SHORT TASK
Read the data and repeat it in full, exactly.

>> Start INPUT RECORDS

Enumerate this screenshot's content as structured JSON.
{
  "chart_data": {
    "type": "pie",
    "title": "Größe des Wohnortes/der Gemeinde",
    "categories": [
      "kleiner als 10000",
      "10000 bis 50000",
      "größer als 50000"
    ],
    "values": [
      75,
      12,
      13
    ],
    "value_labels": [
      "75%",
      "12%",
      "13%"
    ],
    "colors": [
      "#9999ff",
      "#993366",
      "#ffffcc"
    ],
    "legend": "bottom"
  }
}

>> End INPUT RECORDS

ANSWER FOR THE TASK
Enumerate this screenshot's content as structured JSON.
{
  "chart_data": {
    "type": "pie",
    "title": "Größe des Wohnortes/der Gemeinde",
    "categories": [
      "kleiner als 10000",
      "10000 bis 50000",
      "größer als 50000"
    ],
    "values": [
      75,
      12,
      13
    ],
    "value_labels": [
      "75%",
      "12%",
      "13%"
    ],
    "colors": [
      "#9999ff",
      "#993366",
      "#ffffcc"
    ],
    "legend": "bottom"
  }
}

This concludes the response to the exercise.